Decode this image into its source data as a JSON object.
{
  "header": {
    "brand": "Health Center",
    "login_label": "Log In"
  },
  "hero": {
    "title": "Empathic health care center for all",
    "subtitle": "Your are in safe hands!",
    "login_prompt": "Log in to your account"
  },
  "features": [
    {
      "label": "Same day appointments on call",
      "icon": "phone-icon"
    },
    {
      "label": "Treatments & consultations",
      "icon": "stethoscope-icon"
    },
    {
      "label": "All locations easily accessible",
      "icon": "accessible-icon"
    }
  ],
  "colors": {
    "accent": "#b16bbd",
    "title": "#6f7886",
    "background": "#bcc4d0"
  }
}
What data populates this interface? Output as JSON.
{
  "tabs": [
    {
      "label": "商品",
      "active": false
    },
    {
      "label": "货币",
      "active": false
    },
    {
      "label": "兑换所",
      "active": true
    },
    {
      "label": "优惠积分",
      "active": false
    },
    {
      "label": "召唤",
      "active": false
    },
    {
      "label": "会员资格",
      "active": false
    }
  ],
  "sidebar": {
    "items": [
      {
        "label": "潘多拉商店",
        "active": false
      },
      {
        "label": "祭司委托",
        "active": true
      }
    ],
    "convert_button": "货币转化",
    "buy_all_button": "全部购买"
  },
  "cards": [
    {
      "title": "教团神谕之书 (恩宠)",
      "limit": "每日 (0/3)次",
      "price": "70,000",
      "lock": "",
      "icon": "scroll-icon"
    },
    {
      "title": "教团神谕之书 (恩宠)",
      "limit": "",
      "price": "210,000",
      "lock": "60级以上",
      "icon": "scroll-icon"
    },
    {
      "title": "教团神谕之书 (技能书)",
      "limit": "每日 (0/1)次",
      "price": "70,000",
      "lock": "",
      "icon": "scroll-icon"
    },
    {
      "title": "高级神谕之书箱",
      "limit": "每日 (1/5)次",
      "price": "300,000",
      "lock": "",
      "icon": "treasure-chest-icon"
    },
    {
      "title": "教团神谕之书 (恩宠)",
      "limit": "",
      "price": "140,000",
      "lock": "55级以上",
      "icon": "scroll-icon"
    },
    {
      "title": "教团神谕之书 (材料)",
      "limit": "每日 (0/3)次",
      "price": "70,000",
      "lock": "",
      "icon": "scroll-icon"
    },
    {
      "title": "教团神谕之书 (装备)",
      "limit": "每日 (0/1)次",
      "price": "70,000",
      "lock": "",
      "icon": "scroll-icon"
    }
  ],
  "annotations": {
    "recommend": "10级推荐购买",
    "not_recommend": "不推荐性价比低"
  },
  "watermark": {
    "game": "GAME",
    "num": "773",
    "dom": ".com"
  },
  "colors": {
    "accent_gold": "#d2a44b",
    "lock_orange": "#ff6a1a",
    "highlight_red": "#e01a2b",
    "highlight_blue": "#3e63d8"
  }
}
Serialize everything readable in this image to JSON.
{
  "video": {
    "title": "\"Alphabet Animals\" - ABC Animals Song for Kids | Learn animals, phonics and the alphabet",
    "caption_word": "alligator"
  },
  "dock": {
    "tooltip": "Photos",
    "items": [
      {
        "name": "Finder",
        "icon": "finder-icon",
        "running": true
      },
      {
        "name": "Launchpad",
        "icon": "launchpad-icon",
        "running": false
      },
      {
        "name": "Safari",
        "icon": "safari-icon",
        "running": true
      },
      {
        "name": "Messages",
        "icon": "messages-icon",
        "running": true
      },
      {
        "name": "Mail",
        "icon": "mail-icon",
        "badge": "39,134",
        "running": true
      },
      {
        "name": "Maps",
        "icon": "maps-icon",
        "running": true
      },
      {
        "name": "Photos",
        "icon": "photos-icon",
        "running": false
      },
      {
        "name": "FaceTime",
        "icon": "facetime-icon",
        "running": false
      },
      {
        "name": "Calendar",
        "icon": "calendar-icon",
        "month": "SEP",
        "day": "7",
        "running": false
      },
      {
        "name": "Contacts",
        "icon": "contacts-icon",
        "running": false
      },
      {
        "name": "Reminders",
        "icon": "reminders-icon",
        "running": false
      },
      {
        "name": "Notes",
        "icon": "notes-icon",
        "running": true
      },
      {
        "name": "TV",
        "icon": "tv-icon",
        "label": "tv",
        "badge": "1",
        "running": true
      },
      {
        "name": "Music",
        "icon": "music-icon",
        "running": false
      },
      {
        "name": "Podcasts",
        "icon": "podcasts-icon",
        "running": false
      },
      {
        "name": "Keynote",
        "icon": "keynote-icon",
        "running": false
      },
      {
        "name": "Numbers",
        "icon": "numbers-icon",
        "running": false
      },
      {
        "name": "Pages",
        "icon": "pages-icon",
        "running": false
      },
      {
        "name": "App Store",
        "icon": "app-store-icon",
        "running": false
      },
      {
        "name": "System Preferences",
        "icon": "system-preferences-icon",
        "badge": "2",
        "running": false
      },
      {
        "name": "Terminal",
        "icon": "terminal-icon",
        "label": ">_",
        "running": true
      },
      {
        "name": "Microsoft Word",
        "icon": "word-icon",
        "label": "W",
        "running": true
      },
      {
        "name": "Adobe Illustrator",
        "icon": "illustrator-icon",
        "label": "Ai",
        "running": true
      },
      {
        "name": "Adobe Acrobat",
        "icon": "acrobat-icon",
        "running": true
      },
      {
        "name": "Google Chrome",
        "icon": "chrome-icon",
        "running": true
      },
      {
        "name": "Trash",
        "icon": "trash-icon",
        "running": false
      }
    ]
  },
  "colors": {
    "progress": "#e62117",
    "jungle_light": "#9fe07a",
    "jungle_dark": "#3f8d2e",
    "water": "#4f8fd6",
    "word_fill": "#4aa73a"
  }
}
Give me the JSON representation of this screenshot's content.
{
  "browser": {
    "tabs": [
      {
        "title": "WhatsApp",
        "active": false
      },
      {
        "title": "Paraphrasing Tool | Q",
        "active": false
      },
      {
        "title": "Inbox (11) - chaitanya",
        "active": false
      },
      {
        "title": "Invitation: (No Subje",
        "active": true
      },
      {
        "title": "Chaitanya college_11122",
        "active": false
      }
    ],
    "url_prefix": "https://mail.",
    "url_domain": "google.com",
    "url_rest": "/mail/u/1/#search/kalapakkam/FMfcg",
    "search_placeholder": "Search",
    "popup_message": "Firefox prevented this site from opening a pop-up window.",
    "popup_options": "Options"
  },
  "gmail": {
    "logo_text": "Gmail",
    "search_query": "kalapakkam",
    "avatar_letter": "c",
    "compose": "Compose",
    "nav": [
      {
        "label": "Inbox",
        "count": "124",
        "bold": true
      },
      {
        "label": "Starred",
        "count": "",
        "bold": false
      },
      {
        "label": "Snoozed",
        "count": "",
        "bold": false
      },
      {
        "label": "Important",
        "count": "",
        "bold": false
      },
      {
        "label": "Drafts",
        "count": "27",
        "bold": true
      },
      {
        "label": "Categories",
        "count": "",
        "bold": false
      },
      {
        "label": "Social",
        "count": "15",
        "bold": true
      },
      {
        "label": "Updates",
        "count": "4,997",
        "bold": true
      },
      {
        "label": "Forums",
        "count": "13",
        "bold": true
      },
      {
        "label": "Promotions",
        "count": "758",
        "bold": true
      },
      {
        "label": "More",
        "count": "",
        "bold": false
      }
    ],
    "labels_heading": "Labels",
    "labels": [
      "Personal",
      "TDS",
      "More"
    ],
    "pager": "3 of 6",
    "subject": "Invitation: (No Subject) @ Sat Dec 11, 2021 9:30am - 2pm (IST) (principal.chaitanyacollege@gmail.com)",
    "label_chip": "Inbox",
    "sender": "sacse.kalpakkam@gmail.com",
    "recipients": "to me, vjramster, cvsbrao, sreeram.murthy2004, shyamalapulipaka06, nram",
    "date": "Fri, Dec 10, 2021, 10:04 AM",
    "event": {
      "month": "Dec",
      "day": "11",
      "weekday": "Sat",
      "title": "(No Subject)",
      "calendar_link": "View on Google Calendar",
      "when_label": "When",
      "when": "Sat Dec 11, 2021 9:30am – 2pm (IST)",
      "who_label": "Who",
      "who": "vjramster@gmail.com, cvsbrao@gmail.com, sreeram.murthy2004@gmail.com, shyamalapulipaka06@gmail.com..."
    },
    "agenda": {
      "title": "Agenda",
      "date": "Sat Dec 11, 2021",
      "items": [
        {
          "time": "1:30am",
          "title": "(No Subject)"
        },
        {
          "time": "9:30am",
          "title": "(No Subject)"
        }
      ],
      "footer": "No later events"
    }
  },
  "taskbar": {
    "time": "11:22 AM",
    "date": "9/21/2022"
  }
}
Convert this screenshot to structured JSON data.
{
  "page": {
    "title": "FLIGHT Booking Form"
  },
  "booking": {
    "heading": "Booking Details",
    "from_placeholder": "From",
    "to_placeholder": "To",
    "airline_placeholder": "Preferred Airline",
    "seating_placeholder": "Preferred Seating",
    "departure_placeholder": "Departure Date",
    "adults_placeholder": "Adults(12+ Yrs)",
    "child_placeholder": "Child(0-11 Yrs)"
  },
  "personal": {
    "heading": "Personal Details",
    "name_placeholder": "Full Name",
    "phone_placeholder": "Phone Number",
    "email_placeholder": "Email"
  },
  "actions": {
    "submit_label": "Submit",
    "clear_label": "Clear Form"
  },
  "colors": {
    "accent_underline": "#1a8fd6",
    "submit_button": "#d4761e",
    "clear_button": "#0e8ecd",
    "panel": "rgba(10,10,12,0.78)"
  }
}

· · · · · · ·

Given problem: Your answer should be a single number: the count of lines in the entries that contain the word "screenshot".

The completed task: 2